--- START OF The input ---
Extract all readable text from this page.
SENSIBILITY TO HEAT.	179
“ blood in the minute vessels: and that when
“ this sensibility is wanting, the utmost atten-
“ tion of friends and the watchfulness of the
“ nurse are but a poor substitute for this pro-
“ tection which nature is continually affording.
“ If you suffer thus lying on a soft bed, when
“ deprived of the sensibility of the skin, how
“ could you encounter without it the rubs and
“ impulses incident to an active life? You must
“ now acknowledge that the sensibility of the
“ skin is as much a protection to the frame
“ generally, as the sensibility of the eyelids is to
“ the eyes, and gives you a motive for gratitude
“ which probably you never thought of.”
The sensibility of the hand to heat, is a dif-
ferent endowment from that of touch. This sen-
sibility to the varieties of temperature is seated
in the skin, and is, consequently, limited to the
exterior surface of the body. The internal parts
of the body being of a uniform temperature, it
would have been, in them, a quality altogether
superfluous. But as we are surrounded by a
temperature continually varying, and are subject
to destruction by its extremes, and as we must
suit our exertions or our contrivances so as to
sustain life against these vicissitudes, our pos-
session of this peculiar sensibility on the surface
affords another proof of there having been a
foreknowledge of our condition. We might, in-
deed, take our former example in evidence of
--- END OF The input ---
Collect every line with the string "which" from the records, and copy each.

“ tection which nature is continually affording.
“ which probably you never thought of.”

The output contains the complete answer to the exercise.